* [Set problem]:
From the listing below, pull out the lines that hold "бюджетным".

* [Source material]:

────────────────

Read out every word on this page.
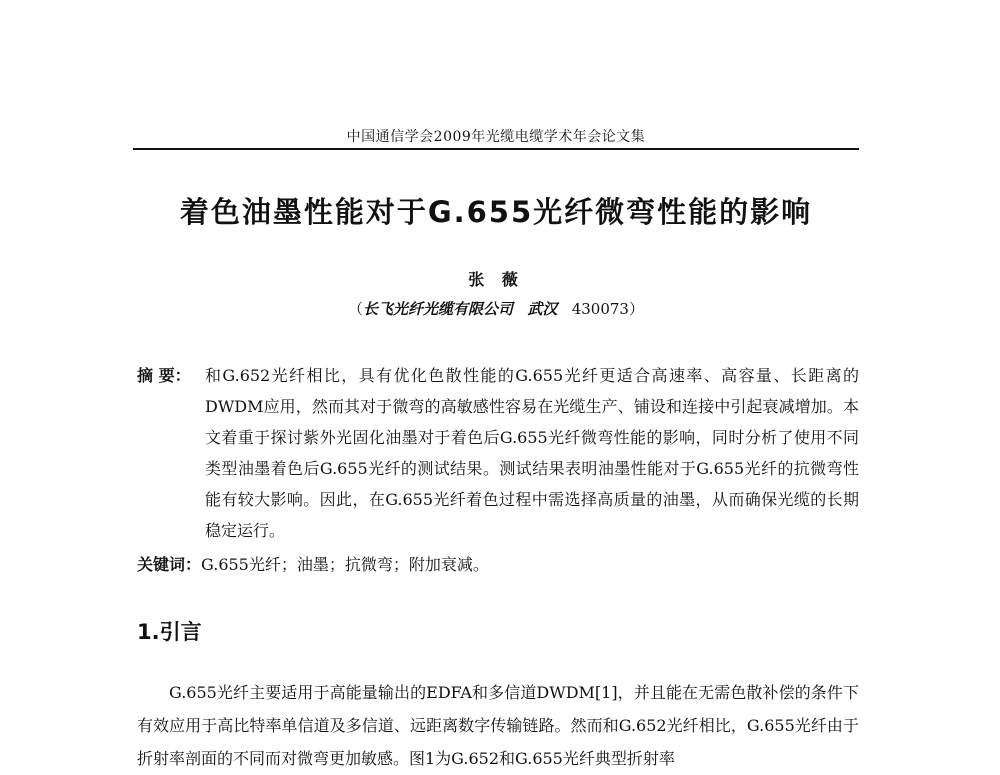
中国通信学会2009年光缆电缆学术年会论文集
着色油墨性能对于G.655光纤微弯性能的影响
张 薇
（长飞光纤光缆有限公司 武汉 430073）
摘 要： 和G.652光纤相比，具有优化色散性能的G.655光纤更适合高速率、高容量、长距离的DWDM应用，然而其对于微弯的高敏感性容易在光缆生产、铺设和连接中引起衰减增加。本文着重于探讨紫外光固化油墨对于着色后G.655光纤微弯性能的影响，同时分析了使用不同类型油墨着色后G.655光纤的测试结果。测试结果表明油墨性能对于G.655光纤的抗微弯性能有较大影响。因此，在G.655光纤着色过程中需选择高质量的油墨，从而确保光缆的长期稳定运行。
关键词：G.655光纤；油墨；抗微弯；附加衰减。
1.引言

G.655光纤主要适用于高能量输出的EDFA和多信道DWDM[1]，并且能在无需色散补偿的条件下有效应用于高比特率单信道及多信道、远距离数字传输链路。然而和G.652光纤相比，G.655光纤由于折射率剖面的不同而对微弯更加敏感。图1为G.652和G.655光纤典型折射率
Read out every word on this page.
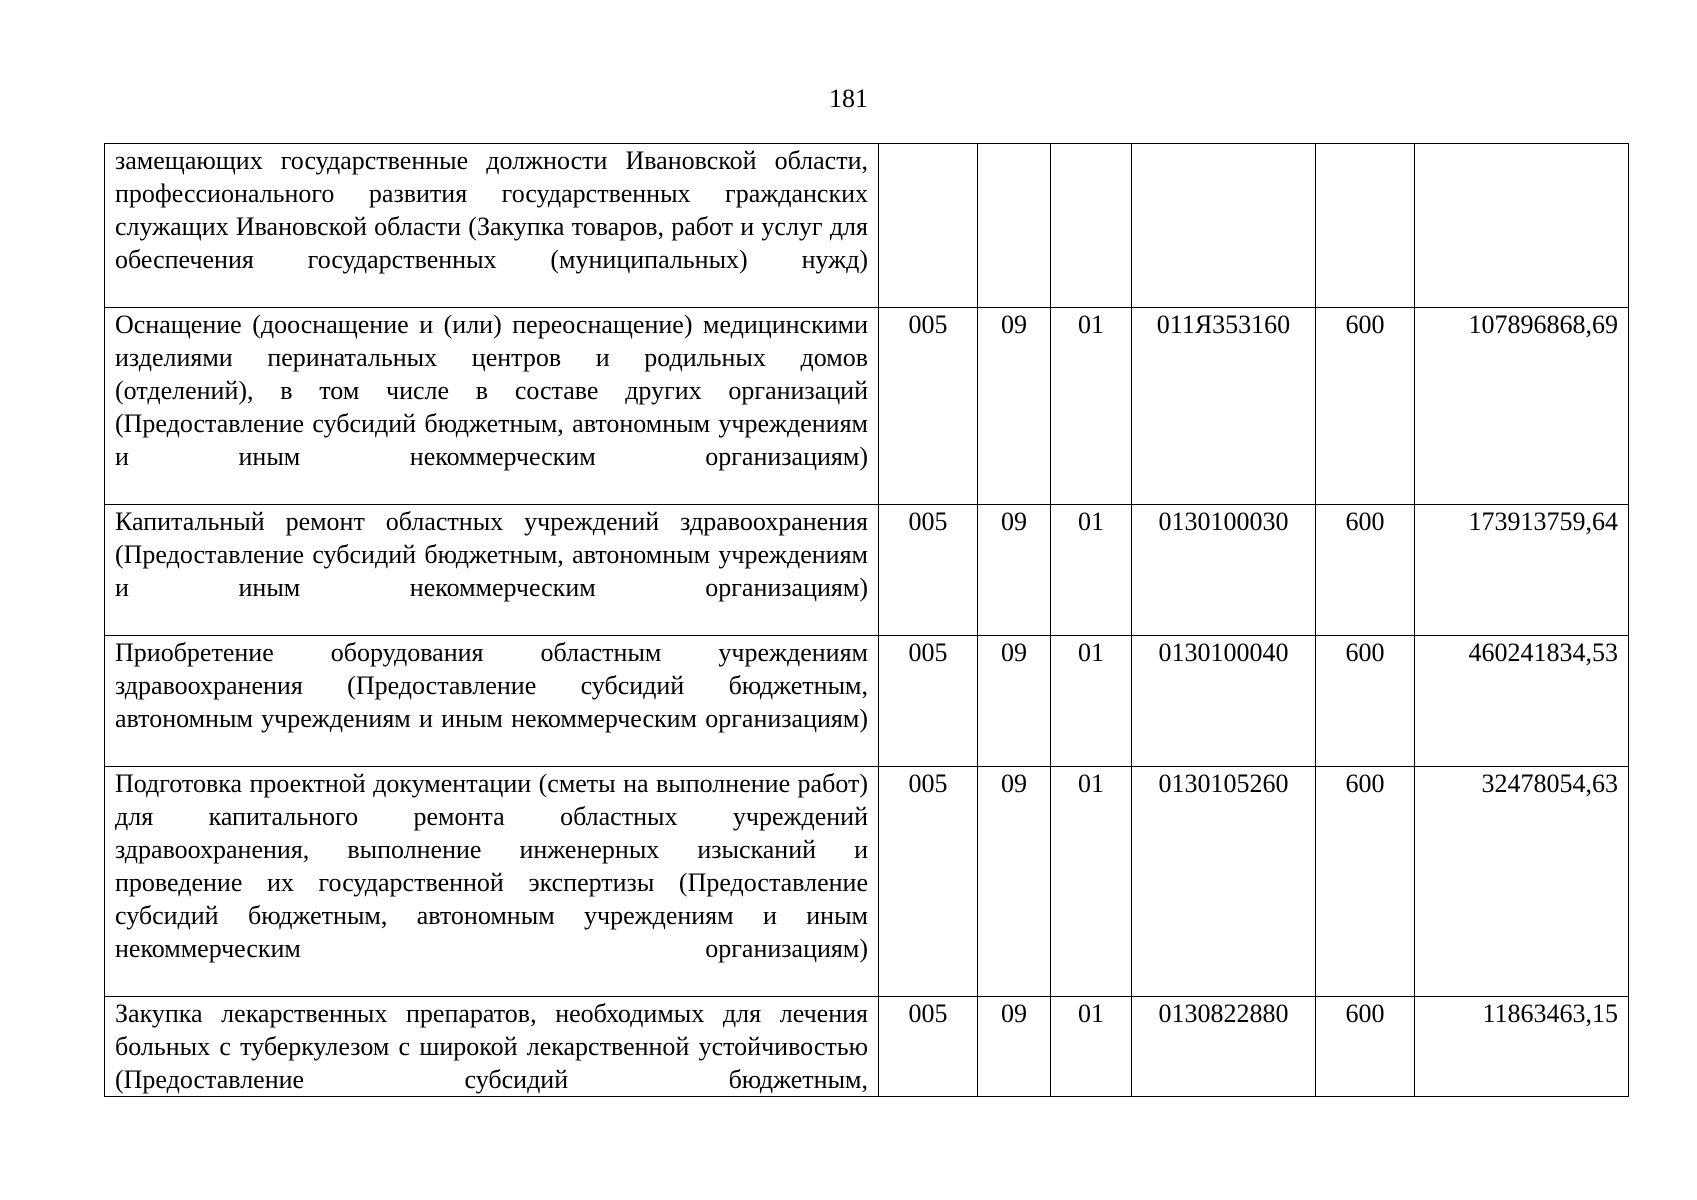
181
замещающих государственные должности Ивановской области, профессионального развития государственных гражданских служащих Ивановской области (Закупка товаров, работ и услуг для обеспечения государственных (муниципальных) нужд)						
Оснащение (дооснащение и (или) переоснащение) медицинскими изделиями перинатальных центров и родильных домов (отделений), в том числе в составе других организаций (Предоставление субсидий бюджетным, автономным учреждениям и иным некоммерческим организациям)	005	09	01	011Я353160	600	107896868,69
Капитальный ремонт областных учреждений здравоохранения (Предоставление субсидий бюджетным, автономным учреждениям и иным некоммерческим организациям)	005	09	01	0130100030	600	173913759,64
Приобретение оборудования областным учреждениям здравоохранения (Предоставление субсидий бюджетным, автономным учреждениям и иным некоммерческим организациям)	005	09	01	0130100040	600	460241834,53
Подготовка проектной документации (сметы на выполнение работ) для капитального ремонта областных учреждений здравоохранения, выполнение инженерных изысканий и проведение их государственной экспертизы (Предоставление субсидий бюджетным, автономным учреждениям и иным некоммерческим организациям)	005	09	01	0130105260	600	32478054,63
Закупка лекарственных препаратов, необходимых для лечения больных с туберкулезом с широкой лекарственной устойчивостью (Предоставление субсидий бюджетным,	005	09	01	0130822880	600	11863463,15
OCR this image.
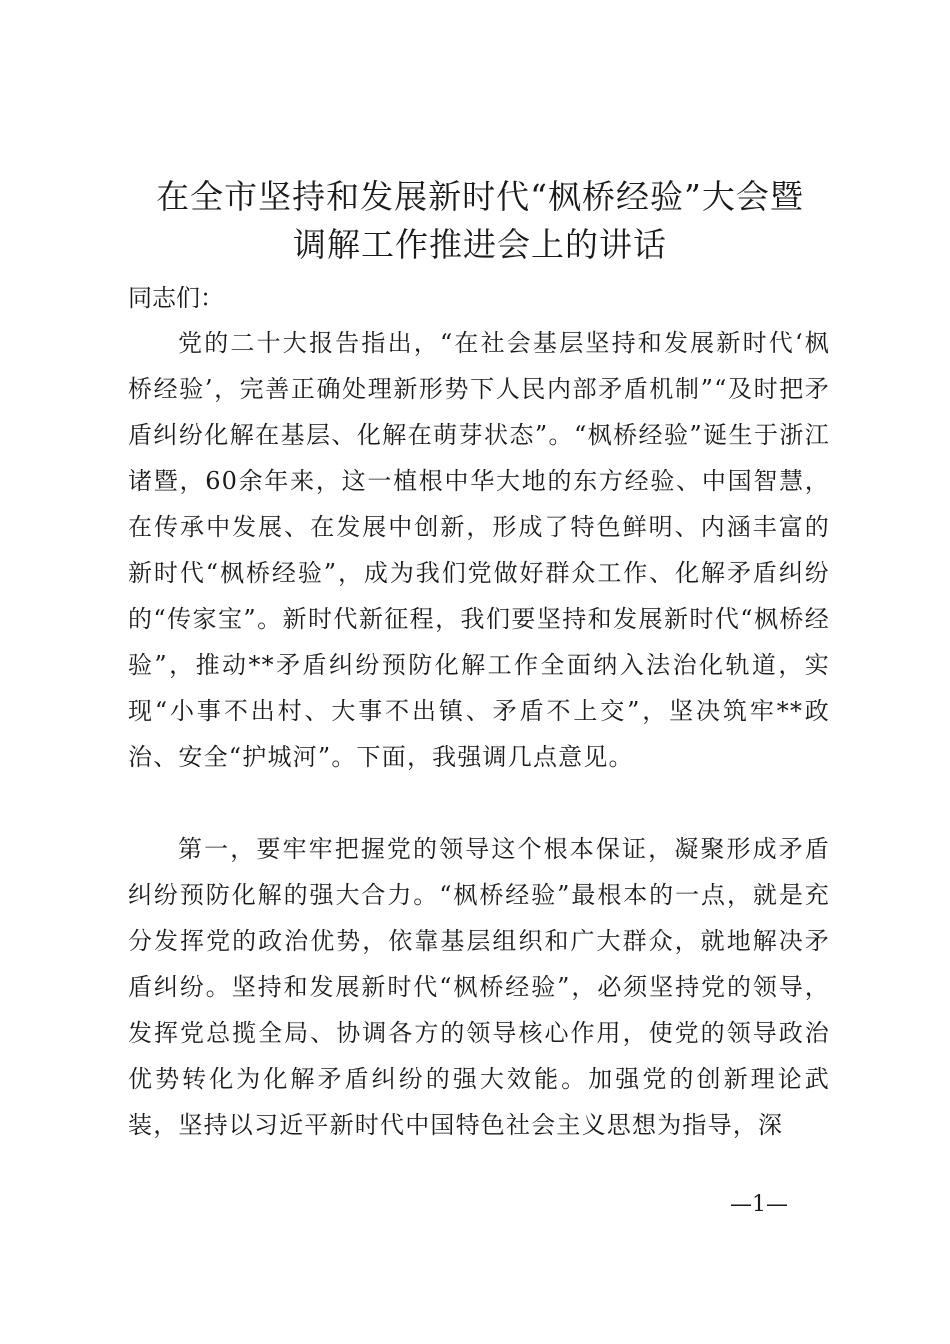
在全市坚持和发展新时代“枫桥经验”大会暨
调解工作推进会上的讲话

同志们：

党的二十大报告指出，“在社会基层坚持和发展新时代‘枫桥经验’，完善正确处理新形势下人民内部矛盾机制”“及时把矛盾纠纷化解在基层、化解在萌芽状态”。“枫桥经验”诞生于浙江诸暨，60余年来，这一植根中华大地的东方经验、中国智慧，在传承中发展、在发展中创新，形成了特色鲜明、内涵丰富的新时代“枫桥经验”，成为我们党做好群众工作、化解矛盾纠纷的“传家宝”。新时代新征程，我们要坚持和发展新时代“枫桥经验”，推动**矛盾纠纷预防化解工作全面纳入法治化轨道，实现“小事不出村、大事不出镇、矛盾不上交”，坚决筑牢**政治、安全“护城河”。下面，我强调几点意见。

第一，要牢牢把握党的领导这个根本保证，凝聚形成矛盾纠纷预防化解的强大合力。“枫桥经验”最根本的一点，就是充分发挥党的政治优势，依靠基层组织和广大群众，就地解决矛盾纠纷。坚持和发展新时代“枫桥经验”，必须坚持党的领导，发挥党总揽全局、协调各方的领导核心作用，使党的领导政治优势转化为化解矛盾纠纷的强大效能。加强党的创新理论武装，坚持以习近平新时代中国特色社会主义思想为指导，深

—1—
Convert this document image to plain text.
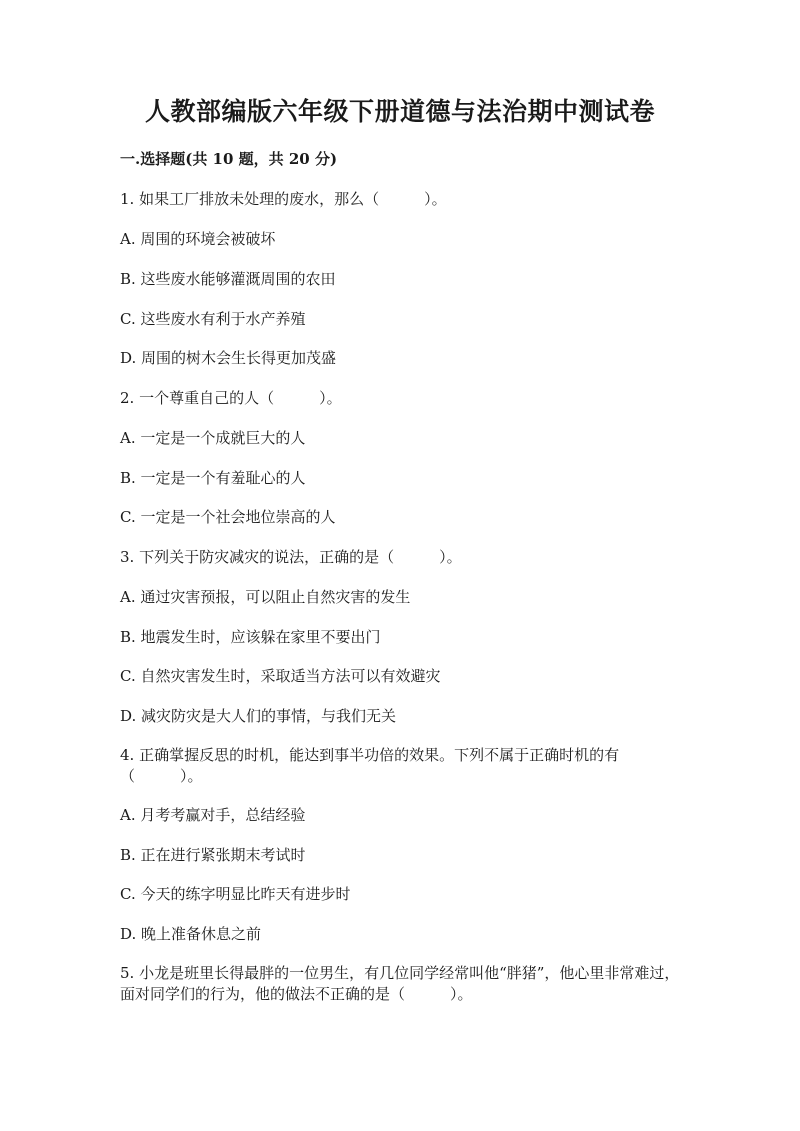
人教部编版六年级下册道德与法治期中测试卷
一.选择题(共 10 题，共 20 分)
1. 如果工厂排放未处理的废水，那么（　　　）。
A. 周围的环境会被破坏
B. 这些废水能够灌溉周围的农田
C. 这些废水有利于水产养殖
D. 周围的树木会生长得更加茂盛
2. 一个尊重自己的人（　　　）。
A. 一定是一个成就巨大的人
B. 一定是一个有羞耻心的人
C. 一定是一个社会地位崇高的人
3. 下列关于防灾减灾的说法，正确的是（　　　）。
A. 通过灾害预报，可以阻止自然灾害的发生
B. 地震发生时，应该躲在家里不要出门
C. 自然灾害发生时，采取适当方法可以有效避灾
D. 减灾防灾是大人们的事情，与我们无关
4. 正确掌握反思的时机，能达到事半功倍的效果。下列不属于正确时机的有（　　　）。
A. 月考考赢对手，总结经验
B. 正在进行紧张期末考试时
C. 今天的练字明显比昨天有进步时
D. 晚上准备休息之前
5. 小龙是班里长得最胖的一位男生，有几位同学经常叫他“胖猪”，他心里非常难过，面对同学们的行为，他的做法不正确的是（　　　）。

────────────────

* [Solution]:
Оснащение (дооснащение и (или) переоснащение) медицинскими изделиями перинатальных центров и родильных домов (отделений), в том числе в составе других организаций (Предоставление субсидий бюджетным, автономным учреждениям и иным некоммерческим организациям)	005	09	01	011Я353160	600	107896868,69
Капитальный ремонт областных учреждений здравоохранения (Предоставление субсидий бюджетным, автономным учреждениям и иным некоммерческим организациям)	005	09	01	0130100030	600	173913759,64
Приобретение оборудования областным учреждениям здравоохранения (Предоставление субсидий бюджетным, автономным учреждениям и иным некоммерческим организациям)	005	09	01	0130100040	600	460241834,53
Подготовка проектной документации (сметы на выполнение работ) для капитального ремонта областных учреждений здравоохранения, выполнение инженерных изысканий и проведение их государственной экспертизы (Предоставление субсидий бюджетным, автономным учреждениям и иным некоммерческим организациям)	005	09	01	0130105260	600	32478054,63
Закупка лекарственных препаратов, необходимых для лечения больных с туберкулезом с широкой лекарственной устойчивостью (Предоставление субсидий бюджетным,	005	09	01	0130822880	600	11863463,15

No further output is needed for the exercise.